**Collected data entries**
---+---

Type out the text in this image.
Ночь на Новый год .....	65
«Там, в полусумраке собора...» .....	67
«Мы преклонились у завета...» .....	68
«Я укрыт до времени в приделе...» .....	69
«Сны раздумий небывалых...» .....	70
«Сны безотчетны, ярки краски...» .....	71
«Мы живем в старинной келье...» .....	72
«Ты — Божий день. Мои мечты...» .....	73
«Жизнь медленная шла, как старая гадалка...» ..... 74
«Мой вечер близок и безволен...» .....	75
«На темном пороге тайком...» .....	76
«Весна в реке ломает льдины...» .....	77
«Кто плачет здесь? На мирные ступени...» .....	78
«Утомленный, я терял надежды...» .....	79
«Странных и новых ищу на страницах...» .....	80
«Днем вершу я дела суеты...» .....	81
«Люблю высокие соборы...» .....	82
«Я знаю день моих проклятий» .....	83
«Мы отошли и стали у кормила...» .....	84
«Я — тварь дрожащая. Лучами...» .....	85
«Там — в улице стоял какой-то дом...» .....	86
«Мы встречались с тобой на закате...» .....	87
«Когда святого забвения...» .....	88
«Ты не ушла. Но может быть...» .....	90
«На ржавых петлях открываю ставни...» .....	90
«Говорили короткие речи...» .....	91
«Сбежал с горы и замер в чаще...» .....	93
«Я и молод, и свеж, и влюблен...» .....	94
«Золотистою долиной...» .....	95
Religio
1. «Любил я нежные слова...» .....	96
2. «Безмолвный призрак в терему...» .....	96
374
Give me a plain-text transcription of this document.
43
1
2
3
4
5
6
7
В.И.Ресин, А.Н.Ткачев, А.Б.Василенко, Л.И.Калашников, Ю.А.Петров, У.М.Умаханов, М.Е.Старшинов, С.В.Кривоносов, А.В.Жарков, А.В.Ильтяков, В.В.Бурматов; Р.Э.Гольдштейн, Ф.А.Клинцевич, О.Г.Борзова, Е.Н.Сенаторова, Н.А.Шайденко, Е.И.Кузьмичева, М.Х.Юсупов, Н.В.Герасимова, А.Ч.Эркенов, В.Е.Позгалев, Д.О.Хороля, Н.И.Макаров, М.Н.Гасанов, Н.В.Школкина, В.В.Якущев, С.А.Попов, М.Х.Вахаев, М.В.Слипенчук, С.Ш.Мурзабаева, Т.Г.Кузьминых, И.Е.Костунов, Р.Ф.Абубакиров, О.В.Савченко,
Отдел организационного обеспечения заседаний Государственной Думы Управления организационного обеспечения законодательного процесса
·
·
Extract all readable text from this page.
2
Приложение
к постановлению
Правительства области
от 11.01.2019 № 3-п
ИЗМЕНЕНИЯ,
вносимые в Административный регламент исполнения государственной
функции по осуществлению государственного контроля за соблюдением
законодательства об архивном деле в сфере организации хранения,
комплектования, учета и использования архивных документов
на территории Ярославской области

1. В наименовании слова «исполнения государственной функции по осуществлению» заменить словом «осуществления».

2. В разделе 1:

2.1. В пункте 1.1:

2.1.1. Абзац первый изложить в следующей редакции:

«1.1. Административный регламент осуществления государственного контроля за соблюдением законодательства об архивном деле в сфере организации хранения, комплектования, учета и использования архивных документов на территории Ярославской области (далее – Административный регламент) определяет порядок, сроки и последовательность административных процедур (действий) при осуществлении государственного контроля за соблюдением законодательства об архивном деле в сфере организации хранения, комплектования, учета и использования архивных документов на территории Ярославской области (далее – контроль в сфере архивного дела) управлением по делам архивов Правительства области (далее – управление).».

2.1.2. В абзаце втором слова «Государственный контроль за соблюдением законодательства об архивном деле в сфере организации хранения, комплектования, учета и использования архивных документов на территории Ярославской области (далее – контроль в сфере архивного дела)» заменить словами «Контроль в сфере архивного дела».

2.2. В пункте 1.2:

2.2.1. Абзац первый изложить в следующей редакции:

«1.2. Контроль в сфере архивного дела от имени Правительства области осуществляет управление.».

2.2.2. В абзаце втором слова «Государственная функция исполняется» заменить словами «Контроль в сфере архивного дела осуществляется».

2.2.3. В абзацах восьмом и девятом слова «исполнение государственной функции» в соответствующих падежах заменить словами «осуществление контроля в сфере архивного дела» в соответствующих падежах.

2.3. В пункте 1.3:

---+---

**WHAT YOU WILL DO**
In the records above, locate every line with the string "изложить" and copy it.

**WRITTEN ANSWER**
2.1.1. Абзац первый изложить в следующей редакции:
2.2.1. Абзац первый изложить в следующей редакции:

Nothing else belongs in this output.